Exercise brief>
Reproduce the listing below word for word, with no pictures.

Data extract>
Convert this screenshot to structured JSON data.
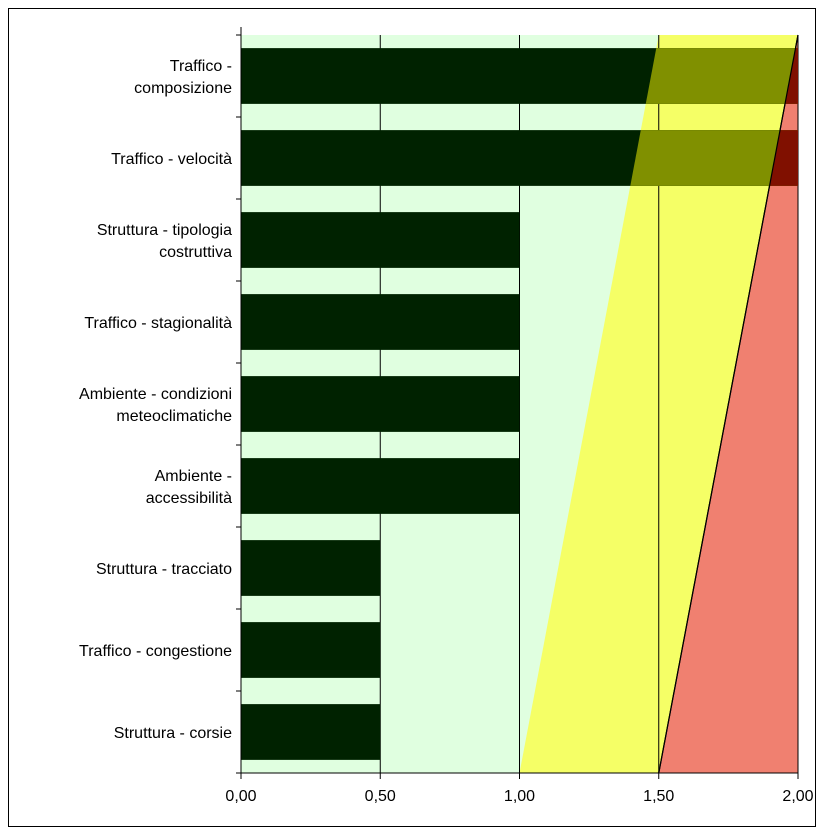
{
  "chart_data": {
    "type": "bar",
    "orientation": "horizontal",
    "categories": [
      [
        "Traffico -",
        "composizione"
      ],
      [
        "Traffico - velocità"
      ],
      [
        "Struttura - tipologia",
        "costruttiva"
      ],
      [
        "Traffico - stagionalità"
      ],
      [
        "Ambiente - condizioni",
        "meteoclimatiche"
      ],
      [
        "Ambiente -",
        "accessibilità"
      ],
      [
        "Struttura - tracciato"
      ],
      [
        "Traffico - congestione"
      ],
      [
        "Struttura - corsie"
      ]
    ],
    "values": [
      2.0,
      2.0,
      1.0,
      1.0,
      1.0,
      1.0,
      0.5,
      0.5,
      0.5
    ],
    "xlim": [
      0,
      2
    ],
    "xticks": [
      0,
      0.5,
      1,
      1.5,
      2
    ],
    "xtick_labels": [
      "0,00",
      "0,50",
      "1,00",
      "1,50",
      "2,00"
    ],
    "title": "",
    "xlabel": "",
    "ylabel": "",
    "grid": "vertical",
    "zones": [
      {
        "name": "green",
        "bottom_from": 0,
        "top_from": 0
      },
      {
        "name": "yellow",
        "bottom_from": 1.0,
        "top_from": 1.5
      },
      {
        "name": "red",
        "bottom_from": 1.5,
        "top_from": 2.0
      }
    ],
    "colors": {
      "bar": "#002200",
      "zone_green": "#e0ffe0",
      "zone_yellow": "#f5ff66",
      "zone_red": "#f08070",
      "bar_in_yellow": "#809000",
      "bar_in_red": "#801000"
    }
  }
}
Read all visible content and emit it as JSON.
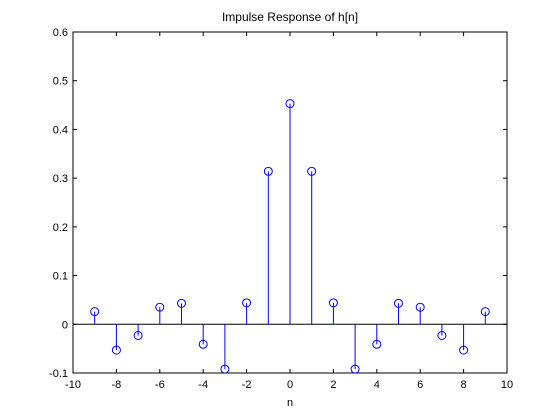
{
  "chart_data": {
    "type": "stem",
    "title": "Impulse Response of h[n]",
    "xlabel": "n",
    "ylabel": "",
    "xlim": [
      -10,
      10
    ],
    "ylim": [
      -0.1,
      0.6
    ],
    "x_ticks": [
      "-10",
      "-8",
      "-6",
      "-4",
      "-2",
      "0",
      "2",
      "4",
      "6",
      "8",
      "10"
    ],
    "y_ticks": [
      "-0.1",
      "0",
      "0.1",
      "0.2",
      "0.3",
      "0.4",
      "0.5",
      "0.6"
    ],
    "grid": false,
    "stem_color": "#0000ff",
    "x": [
      -9,
      -8,
      -7,
      -6,
      -5,
      -4,
      -3,
      -2,
      -1,
      0,
      1,
      2,
      3,
      4,
      5,
      6,
      7,
      8,
      9
    ],
    "y": [
      0.026,
      -0.053,
      -0.023,
      0.035,
      0.043,
      -0.041,
      -0.092,
      0.044,
      0.314,
      0.453,
      0.314,
      0.044,
      -0.092,
      -0.041,
      0.043,
      0.035,
      -0.023,
      -0.053,
      0.026
    ]
  }
}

Task output>
Convert this screenshot to structured JSON data.
{
  "chart_data": {
    "type": "bar",
    "orientation": "horizontal",
    "categories": [
      [
        "Traffico -",
        "composizione"
      ],
      [
        "Traffico - velocità"
      ],
      [
        "Struttura - tipologia",
        "costruttiva"
      ],
      [
        "Traffico - stagionalità"
      ],
      [
        "Ambiente - condizioni",
        "meteoclimatiche"
      ],
      [
        "Ambiente -",
        "accessibilità"
      ],
      [
        "Struttura - tracciato"
      ],
      [
        "Traffico - congestione"
      ],
      [
        "Struttura - corsie"
      ]
    ],
    "values": [
      2.0,
      2.0,
      1.0,
      1.0,
      1.0,
      1.0,
      0.5,
      0.5,
      0.5
    ],
    "xlim": [
      0,
      2
    ],
    "xticks": [
      0,
      0.5,
      1,
      1.5,
      2
    ],
    "xtick_labels": [
      "0,00",
      "0,50",
      "1,00",
      "1,50",
      "2,00"
    ],
    "title": "",
    "xlabel": "",
    "ylabel": "",
    "grid": "vertical",
    "zones": [
      {
        "name": "green",
        "bottom_from": 0,
        "top_from": 0
      },
      {
        "name": "yellow",
        "bottom_from": 1.0,
        "top_from": 1.5
      },
      {
        "name": "red",
        "bottom_from": 1.5,
        "top_from": 2.0
      }
    ],
    "colors": {
      "bar": "#002200",
      "zone_green": "#e0ffe0",
      "zone_yellow": "#f5ff66",
      "zone_red": "#f08070",
      "bar_in_yellow": "#809000",
      "bar_in_red": "#801000"
    }
  }
}
Read all visible content and emit it as JSON.
{
  "chart_data": {
    "type": "stem",
    "title": "Impulse Response of h[n]",
    "xlabel": "n",
    "ylabel": "",
    "xlim": [
      -10,
      10
    ],
    "ylim": [
      -0.1,
      0.6
    ],
    "x_ticks": [
      "-10",
      "-8",
      "-6",
      "-4",
      "-2",
      "0",
      "2",
      "4",
      "6",
      "8",
      "10"
    ],
    "y_ticks": [
      "-0.1",
      "0",
      "0.1",
      "0.2",
      "0.3",
      "0.4",
      "0.5",
      "0.6"
    ],
    "grid": false,
    "stem_color": "#0000ff",
    "x": [
      -9,
      -8,
      -7,
      -6,
      -5,
      -4,
      -3,
      -2,
      -1,
      0,
      1,
      2,
      3,
      4,
      5,
      6,
      7,
      8,
      9
    ],
    "y": [
      0.026,
      -0.053,
      -0.023,
      0.035,
      0.043,
      -0.041,
      -0.092,
      0.044,
      0.314,
      0.453,
      0.314,
      0.044,
      -0.092,
      -0.041,
      0.043,
      0.035,
      -0.023,
      -0.053,
      0.026
    ]
  }
}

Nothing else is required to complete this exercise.